### Exercise
Transcribe the records exactly. Pictures do not belong in the transcription.

### Information shown
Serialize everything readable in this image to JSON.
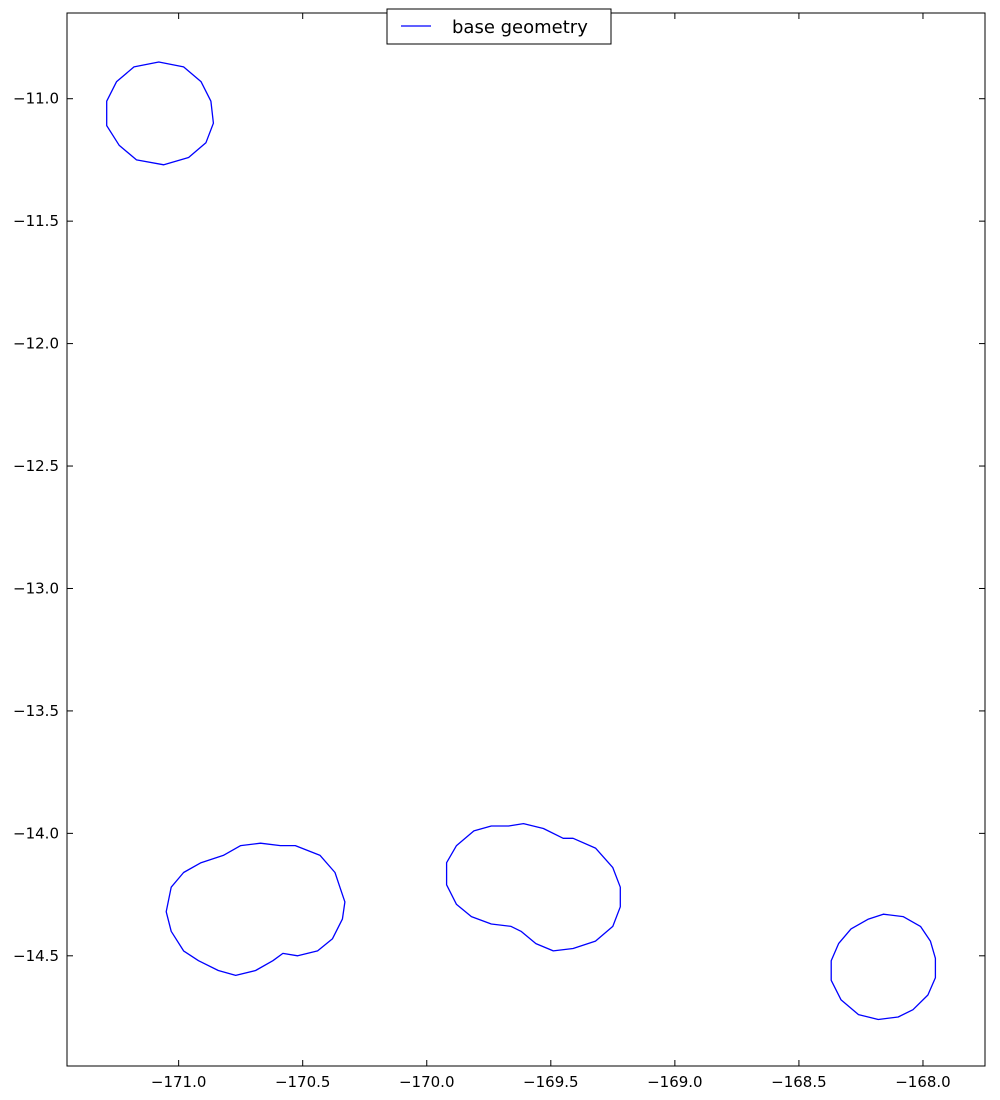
{
  "chart_data": {
    "type": "line",
    "title": "",
    "xlabel": "",
    "ylabel": "",
    "xlim": [
      -171.45,
      -167.75
    ],
    "ylim": [
      -14.95,
      -10.65
    ],
    "grid": false,
    "legend": {
      "placement": "upper-center"
    },
    "xticks": [
      -171.0,
      -170.5,
      -170.0,
      -169.5,
      -169.0,
      -168.5,
      -168.0
    ],
    "xtick_labels": [
      "−171.0",
      "−170.5",
      "−170.0",
      "−169.5",
      "−169.0",
      "−168.5",
      "−168.0"
    ],
    "yticks": [
      -11.0,
      -11.5,
      -12.0,
      -12.5,
      -13.0,
      -13.5,
      -14.0,
      -14.5
    ],
    "ytick_labels": [
      "−11.0",
      "−11.5",
      "−12.0",
      "−12.5",
      "−13.0",
      "−13.5",
      "−14.0",
      "−14.5"
    ],
    "series": [
      {
        "name": "base geometry",
        "color": "#0000ff",
        "polygons": [
          [
            [
              -171.08,
              -10.85
            ],
            [
              -170.98,
              -10.87
            ],
            [
              -170.91,
              -10.93
            ],
            [
              -170.87,
              -11.01
            ],
            [
              -170.86,
              -11.1
            ],
            [
              -170.89,
              -11.18
            ],
            [
              -170.96,
              -11.24
            ],
            [
              -171.06,
              -11.27
            ],
            [
              -171.17,
              -11.25
            ],
            [
              -171.24,
              -11.19
            ],
            [
              -171.29,
              -11.11
            ],
            [
              -171.29,
              -11.01
            ],
            [
              -171.25,
              -10.93
            ],
            [
              -171.18,
              -10.87
            ],
            [
              -171.08,
              -10.85
            ]
          ],
          [
            [
              -170.67,
              -14.04
            ],
            [
              -170.59,
              -14.05
            ],
            [
              -170.53,
              -14.05
            ],
            [
              -170.43,
              -14.09
            ],
            [
              -170.37,
              -14.16
            ],
            [
              -170.35,
              -14.22
            ],
            [
              -170.33,
              -14.28
            ],
            [
              -170.34,
              -14.35
            ],
            [
              -170.38,
              -14.43
            ],
            [
              -170.44,
              -14.48
            ],
            [
              -170.52,
              -14.5
            ],
            [
              -170.58,
              -14.49
            ],
            [
              -170.62,
              -14.52
            ],
            [
              -170.69,
              -14.56
            ],
            [
              -170.77,
              -14.58
            ],
            [
              -170.84,
              -14.56
            ],
            [
              -170.92,
              -14.52
            ],
            [
              -170.98,
              -14.48
            ],
            [
              -171.03,
              -14.4
            ],
            [
              -171.05,
              -14.32
            ],
            [
              -171.03,
              -14.22
            ],
            [
              -170.98,
              -14.16
            ],
            [
              -170.91,
              -14.12
            ],
            [
              -170.82,
              -14.09
            ],
            [
              -170.75,
              -14.05
            ],
            [
              -170.67,
              -14.04
            ]
          ],
          [
            [
              -169.67,
              -13.97
            ],
            [
              -169.61,
              -13.96
            ],
            [
              -169.53,
              -13.98
            ],
            [
              -169.45,
              -14.02
            ],
            [
              -169.41,
              -14.02
            ],
            [
              -169.32,
              -14.06
            ],
            [
              -169.25,
              -14.14
            ],
            [
              -169.22,
              -14.22
            ],
            [
              -169.22,
              -14.3
            ],
            [
              -169.25,
              -14.38
            ],
            [
              -169.32,
              -14.44
            ],
            [
              -169.41,
              -14.47
            ],
            [
              -169.49,
              -14.48
            ],
            [
              -169.56,
              -14.45
            ],
            [
              -169.62,
              -14.4
            ],
            [
              -169.66,
              -14.38
            ],
            [
              -169.74,
              -14.37
            ],
            [
              -169.82,
              -14.34
            ],
            [
              -169.88,
              -14.29
            ],
            [
              -169.92,
              -14.21
            ],
            [
              -169.92,
              -14.12
            ],
            [
              -169.88,
              -14.05
            ],
            [
              -169.81,
              -13.99
            ],
            [
              -169.74,
              -13.97
            ],
            [
              -169.67,
              -13.97
            ]
          ],
          [
            [
              -168.16,
              -14.33
            ],
            [
              -168.08,
              -14.34
            ],
            [
              -168.01,
              -14.38
            ],
            [
              -167.97,
              -14.44
            ],
            [
              -167.95,
              -14.51
            ],
            [
              -167.95,
              -14.59
            ],
            [
              -167.98,
              -14.66
            ],
            [
              -168.04,
              -14.72
            ],
            [
              -168.1,
              -14.75
            ],
            [
              -168.18,
              -14.76
            ],
            [
              -168.26,
              -14.74
            ],
            [
              -168.33,
              -14.68
            ],
            [
              -168.37,
              -14.6
            ],
            [
              -168.37,
              -14.52
            ],
            [
              -168.34,
              -14.45
            ],
            [
              -168.29,
              -14.39
            ],
            [
              -168.22,
              -14.35
            ],
            [
              -168.16,
              -14.33
            ]
          ]
        ]
      }
    ]
  }
}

### Solution for this problem
Serialize everything readable in this image to JSON.
{
  "chart_data": {
    "type": "line",
    "title": "",
    "xlabel": "",
    "ylabel": "",
    "xlim": [
      -171.45,
      -167.75
    ],
    "ylim": [
      -14.95,
      -10.65
    ],
    "grid": false,
    "legend": {
      "placement": "upper-center"
    },
    "xticks": [
      -171.0,
      -170.5,
      -170.0,
      -169.5,
      -169.0,
      -168.5,
      -168.0
    ],
    "xtick_labels": [
      "−171.0",
      "−170.5",
      "−170.0",
      "−169.5",
      "−169.0",
      "−168.5",
      "−168.0"
    ],
    "yticks": [
      -11.0,
      -11.5,
      -12.0,
      -12.5,
      -13.0,
      -13.5,
      -14.0,
      -14.5
    ],
    "ytick_labels": [
      "−11.0",
      "−11.5",
      "−12.0",
      "−12.5",
      "−13.0",
      "−13.5",
      "−14.0",
      "−14.5"
    ],
    "series": [
      {
        "name": "base geometry",
        "color": "#0000ff",
        "polygons": [
          [
            [
              -171.08,
              -10.85
            ],
            [
              -170.98,
              -10.87
            ],
            [
              -170.91,
              -10.93
            ],
            [
              -170.87,
              -11.01
            ],
            [
              -170.86,
              -11.1
            ],
            [
              -170.89,
              -11.18
            ],
            [
              -170.96,
              -11.24
            ],
            [
              -171.06,
              -11.27
            ],
            [
              -171.17,
              -11.25
            ],
            [
              -171.24,
              -11.19
            ],
            [
              -171.29,
              -11.11
            ],
            [
              -171.29,
              -11.01
            ],
            [
              -171.25,
              -10.93
            ],
            [
              -171.18,
              -10.87
            ],
            [
              -171.08,
              -10.85
            ]
          ],
          [
            [
              -170.67,
              -14.04
            ],
            [
              -170.59,
              -14.05
            ],
            [
              -170.53,
              -14.05
            ],
            [
              -170.43,
              -14.09
            ],
            [
              -170.37,
              -14.16
            ],
            [
              -170.35,
              -14.22
            ],
            [
              -170.33,
              -14.28
            ],
            [
              -170.34,
              -14.35
            ],
            [
              -170.38,
              -14.43
            ],
            [
              -170.44,
              -14.48
            ],
            [
              -170.52,
              -14.5
            ],
            [
              -170.58,
              -14.49
            ],
            [
              -170.62,
              -14.52
            ],
            [
              -170.69,
              -14.56
            ],
            [
              -170.77,
              -14.58
            ],
            [
              -170.84,
              -14.56
            ],
            [
              -170.92,
              -14.52
            ],
            [
              -170.98,
              -14.48
            ],
            [
              -171.03,
              -14.4
            ],
            [
              -171.05,
              -14.32
            ],
            [
              -171.03,
              -14.22
            ],
            [
              -170.98,
              -14.16
            ],
            [
              -170.91,
              -14.12
            ],
            [
              -170.82,
              -14.09
            ],
            [
              -170.75,
              -14.05
            ],
            [
              -170.67,
              -14.04
            ]
          ],
          [
            [
              -169.67,
              -13.97
            ],
            [
              -169.61,
              -13.96
            ],
            [
              -169.53,
              -13.98
            ],
            [
              -169.45,
              -14.02
            ],
            [
              -169.41,
              -14.02
            ],
            [
              -169.32,
              -14.06
            ],
            [
              -169.25,
              -14.14
            ],
            [
              -169.22,
              -14.22
            ],
            [
              -169.22,
              -14.3
            ],
            [
              -169.25,
              -14.38
            ],
            [
              -169.32,
              -14.44
            ],
            [
              -169.41,
              -14.47
            ],
            [
              -169.49,
              -14.48
            ],
            [
              -169.56,
              -14.45
            ],
            [
              -169.62,
              -14.4
            ],
            [
              -169.66,
              -14.38
            ],
            [
              -169.74,
              -14.37
            ],
            [
              -169.82,
              -14.34
            ],
            [
              -169.88,
              -14.29
            ],
            [
              -169.92,
              -14.21
            ],
            [
              -169.92,
              -14.12
            ],
            [
              -169.88,
              -14.05
            ],
            [
              -169.81,
              -13.99
            ],
            [
              -169.74,
              -13.97
            ],
            [
              -169.67,
              -13.97
            ]
          ],
          [
            [
              -168.16,
              -14.33
            ],
            [
              -168.08,
              -14.34
            ],
            [
              -168.01,
              -14.38
            ],
            [
              -167.97,
              -14.44
            ],
            [
              -167.95,
              -14.51
            ],
            [
              -167.95,
              -14.59
            ],
            [
              -167.98,
              -14.66
            ],
            [
              -168.04,
              -14.72
            ],
            [
              -168.1,
              -14.75
            ],
            [
              -168.18,
              -14.76
            ],
            [
              -168.26,
              -14.74
            ],
            [
              -168.33,
              -14.68
            ],
            [
              -168.37,
              -14.6
            ],
            [
              -168.37,
              -14.52
            ],
            [
              -168.34,
              -14.45
            ],
            [
              -168.29,
              -14.39
            ],
            [
              -168.22,
              -14.35
            ],
            [
              -168.16,
              -14.33
            ]
          ]
        ]
      }
    ]
  }
}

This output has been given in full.